++++ Entries provided ++++

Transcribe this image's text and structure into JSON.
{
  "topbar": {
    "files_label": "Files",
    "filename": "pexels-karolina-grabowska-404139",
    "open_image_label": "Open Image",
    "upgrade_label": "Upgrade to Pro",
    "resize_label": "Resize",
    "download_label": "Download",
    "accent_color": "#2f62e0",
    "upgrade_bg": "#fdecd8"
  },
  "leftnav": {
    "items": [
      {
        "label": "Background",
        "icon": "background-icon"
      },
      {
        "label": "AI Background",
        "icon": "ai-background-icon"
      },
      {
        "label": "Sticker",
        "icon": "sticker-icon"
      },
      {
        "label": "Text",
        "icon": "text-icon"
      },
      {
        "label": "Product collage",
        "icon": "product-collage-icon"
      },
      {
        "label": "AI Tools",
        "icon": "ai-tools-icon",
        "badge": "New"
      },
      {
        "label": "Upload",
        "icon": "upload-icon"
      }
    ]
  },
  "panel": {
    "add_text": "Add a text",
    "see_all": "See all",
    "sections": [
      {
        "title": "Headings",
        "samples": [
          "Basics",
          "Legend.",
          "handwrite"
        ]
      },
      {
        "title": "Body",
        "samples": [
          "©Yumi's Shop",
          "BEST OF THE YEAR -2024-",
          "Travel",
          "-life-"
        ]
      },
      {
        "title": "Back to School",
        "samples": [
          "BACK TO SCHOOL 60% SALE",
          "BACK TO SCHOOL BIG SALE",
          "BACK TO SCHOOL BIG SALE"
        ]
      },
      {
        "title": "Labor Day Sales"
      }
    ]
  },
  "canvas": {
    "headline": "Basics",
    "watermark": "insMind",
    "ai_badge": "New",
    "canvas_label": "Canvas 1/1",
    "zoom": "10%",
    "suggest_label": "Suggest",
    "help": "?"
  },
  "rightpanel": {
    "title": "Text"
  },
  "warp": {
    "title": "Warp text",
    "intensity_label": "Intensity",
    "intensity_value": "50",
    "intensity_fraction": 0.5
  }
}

++++

Exercise description => Repeat the data in its entirety, character for character.

Written solution =>
Transcribe this image's text and structure into JSON.
{
  "topbar": {
    "files_label": "Files",
    "filename": "pexels-karolina-grabowska-404139",
    "open_image_label": "Open Image",
    "upgrade_label": "Upgrade to Pro",
    "resize_label": "Resize",
    "download_label": "Download",
    "accent_color": "#2f62e0",
    "upgrade_bg": "#fdecd8"
  },
  "leftnav": {
    "items": [
      {
        "label": "Background",
        "icon": "background-icon"
      },
      {
        "label": "AI Background",
        "icon": "ai-background-icon"
      },
      {
        "label": "Sticker",
        "icon": "sticker-icon"
      },
      {
        "label": "Text",
        "icon": "text-icon"
      },
      {
        "label": "Product collage",
        "icon": "product-collage-icon"
      },
      {
        "label": "AI Tools",
        "icon": "ai-tools-icon",
        "badge": "New"
      },
      {
        "label": "Upload",
        "icon": "upload-icon"
      }
    ]
  },
  "panel": {
    "add_text": "Add a text",
    "see_all": "See all",
    "sections": [
      {
        "title": "Headings",
        "samples": [
          "Basics",
          "Legend.",
          "handwrite"
        ]
      },
      {
        "title": "Body",
        "samples": [
          "©Yumi's Shop",
          "BEST OF THE YEAR -2024-",
          "Travel",
          "-life-"
        ]
      },
      {
        "title": "Back to School",
        "samples": [
          "BACK TO SCHOOL 60% SALE",
          "BACK TO SCHOOL BIG SALE",
          "BACK TO SCHOOL BIG SALE"
        ]
      },
      {
        "title": "Labor Day Sales"
      }
    ]
  },
  "canvas": {
    "headline": "Basics",
    "watermark": "insMind",
    "ai_badge": "New",
    "canvas_label": "Canvas 1/1",
    "zoom": "10%",
    "suggest_label": "Suggest",
    "help": "?"
  },
  "rightpanel": {
    "title": "Text"
  },
  "warp": {
    "title": "Warp text",
    "intensity_label": "Intensity",
    "intensity_value": "50",
    "intensity_fraction": 0.5
  }
}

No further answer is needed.